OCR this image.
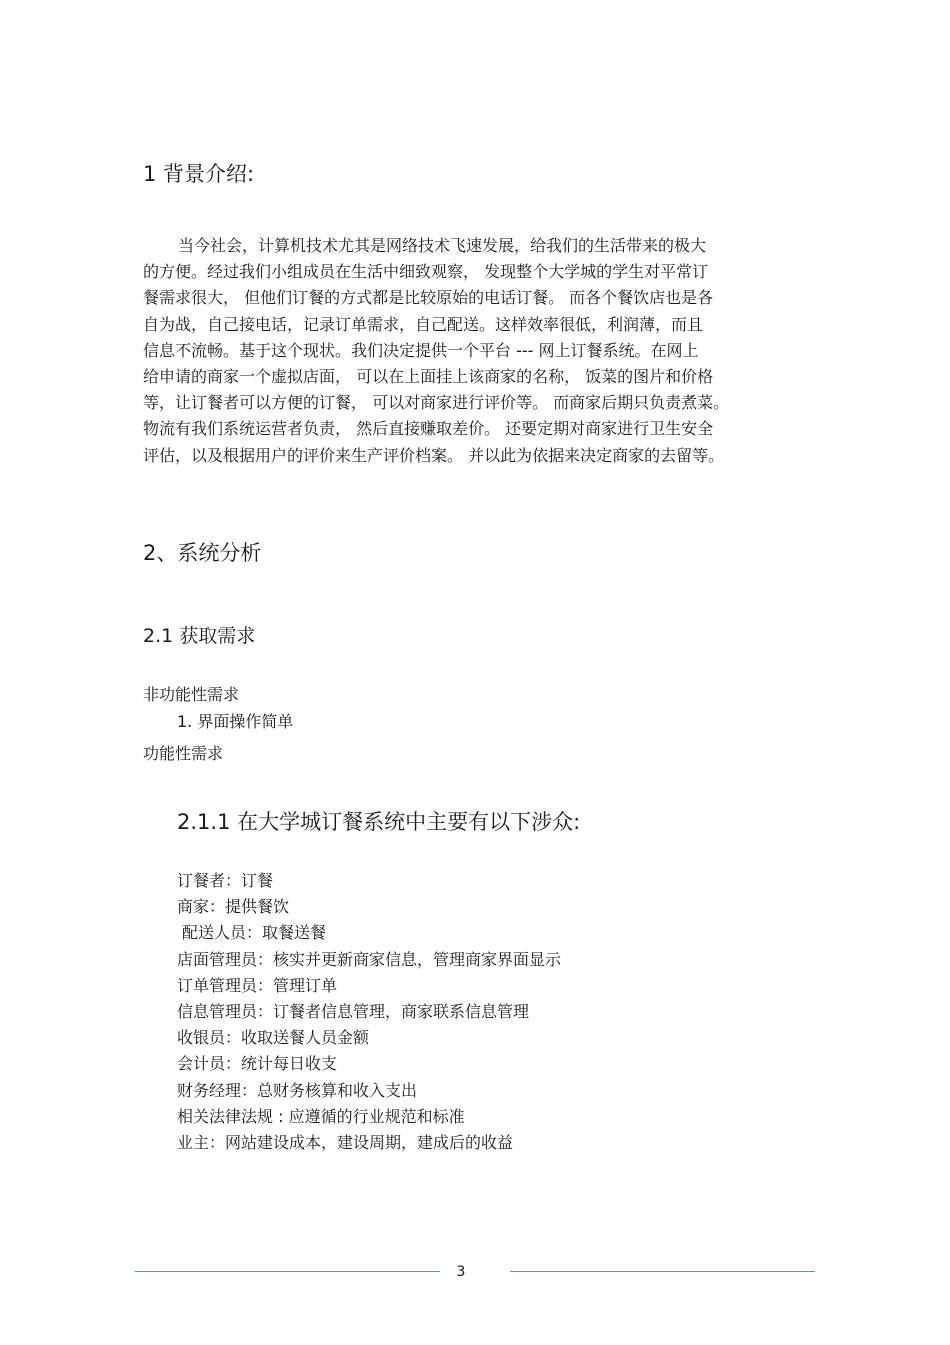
1 背景介绍:
当今社会，计算机技术尤其是网络技术飞速发展，给我们的生活带来的极大
的方便。经过我们小组成员在生活中细致观察， 发现整个大学城的学生对平常订
餐需求很大， 但他们订餐的方式都是比较原始的电话订餐。 而各个餐饮店也是各
自为战，自己接电话，记录订单需求，自己配送。这样效率很低，利润薄，而且
信息不流畅。基于这个现状。我们决定提供一个平台 --- 网上订餐系统。在网上
给申请的商家一个虚拟店面， 可以在上面挂上该商家的名称， 饭菜的图片和价格
等，让订餐者可以方便的订餐， 可以对商家进行评价等。 而商家后期只负责煮菜。
物流有我们系统运营者负责， 然后直接赚取差价。 还要定期对商家进行卫生安全
评估，以及根据用户的评价来生产评价档案。 并以此为依据来决定商家的去留等。
2、系统分析
2.1 获取需求
非功能性需求
1. 界面操作简单
功能性需求
2.1.1 在大学城订餐系统中主要有以下涉众:
订餐者：订餐
商家：提供餐饮
配送人员：取餐送餐
店面管理员：核实并更新商家信息，管理商家界面显示
订单管理员：管理订单
信息管理员：订餐者信息管理，商家联系信息管理
收银员：收取送餐人员金额
会计员：统计每日收支
财务经理：总财务核算和收入支出
相关法律法规 : 应遵循的行业规范和标准
业主：网站建设成本，建设周期，建成后的收益
3
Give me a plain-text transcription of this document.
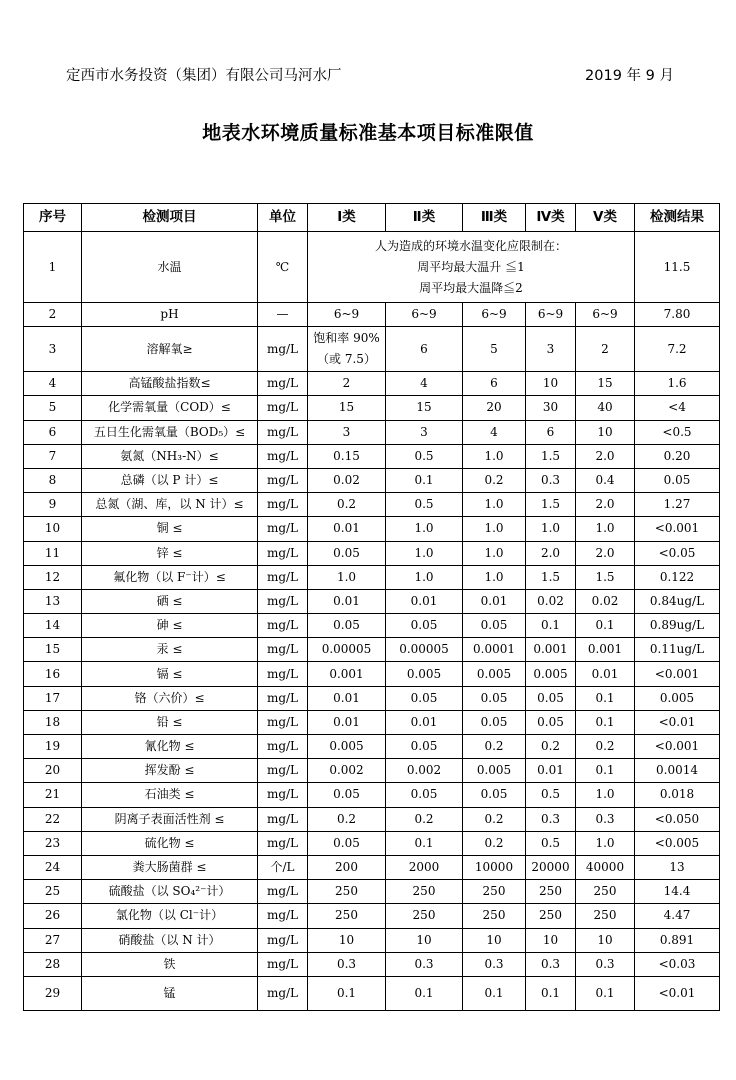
定西市水务投资（集团）有限公司马河水厂	2019 年 9 月
地表水环境质量标准基本项目标准限值
序号	检测项目	单位	Ⅰ类	Ⅱ类	Ⅲ类	Ⅳ类	Ⅴ类	检测结果
1	水温	℃	人为造成的环境水温变化应限制在：
周平均最大温升 ≦1
周平均最大温降≦2					11.5
2	pH	—	6~9	6~9	6~9	6~9	6~9	7.80
3	溶解氧≥	mg/L	饱和率 90%
（或 7.5）	6	5	3	2	7.2
4	高锰酸盐指数≤	mg/L	2	4	6	10	15	1.6
5	化学需氧量（COD）≤	mg/L	15	15	20	30	40	<4
6	五日生化需氧量（BOD₅）≤	mg/L	3	3	4	6	10	<0.5
7	氨氮（NH₃-N）≤	mg/L	0.15	0.5	1.0	1.5	2.0	0.20
8	总磷（以 P 计）≤	mg/L	0.02	0.1	0.2	0.3	0.4	0.05
9	总氮（湖、库，以 N 计）≤	mg/L	0.2	0.5	1.0	1.5	2.0	1.27
10	铜 ≤	mg/L	0.01	1.0	1.0	1.0	1.0	<0.001
11	锌 ≤	mg/L	0.05	1.0	1.0	2.0	2.0	<0.05
12	氟化物（以 F⁻计）≤	mg/L	1.0	1.0	1.0	1.5	1.5	0.122
13	硒 ≤	mg/L	0.01	0.01	0.01	0.02	0.02	0.84ug/L
14	砷 ≤	mg/L	0.05	0.05	0.05	0.1	0.1	0.89ug/L
15	汞 ≤	mg/L	0.00005	0.00005	0.0001	0.001	0.001	0.11ug/L
16	镉 ≤	mg/L	0.001	0.005	0.005	0.005	0.01	<0.001
17	铬（六价）≤	mg/L	0.01	0.05	0.05	0.05	0.1	0.005
18	铅 ≤	mg/L	0.01	0.01	0.05	0.05	0.1	<0.01
19	氰化物 ≤	mg/L	0.005	0.05	0.2	0.2	0.2	<0.001
20	挥发酚 ≤	mg/L	0.002	0.002	0.005	0.01	0.1	0.0014
21	石油类 ≤	mg/L	0.05	0.05	0.05	0.5	1.0	0.018
22	阴离子表面活性剂 ≤	mg/L	0.2	0.2	0.2	0.3	0.3	<0.050
23	硫化物 ≤	mg/L	0.05	0.1	0.2	0.5	1.0	<0.005
24	粪大肠菌群 ≤	个/L	200	2000	10000	20000	40000	13
25	硫酸盐（以 SO₄²⁻计）	mg/L	250	250	250	250	250	14.4
26	氯化物（以 Cl⁻计）	mg/L	250	250	250	250	250	4.47
27	硝酸盐（以 N 计）	mg/L	10	10	10	10	10	0.891
28	铁	mg/L	0.3	0.3	0.3	0.3	0.3	<0.03
29	锰	mg/L	0.1	0.1	0.1	0.1	0.1	<0.01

□ □ □ □ □ □ □

BRIEF >>
Pick out all lines containing the string "this".

WORKED ANSWER >>
OCR this image.
Give me a plain-text transcription of this document.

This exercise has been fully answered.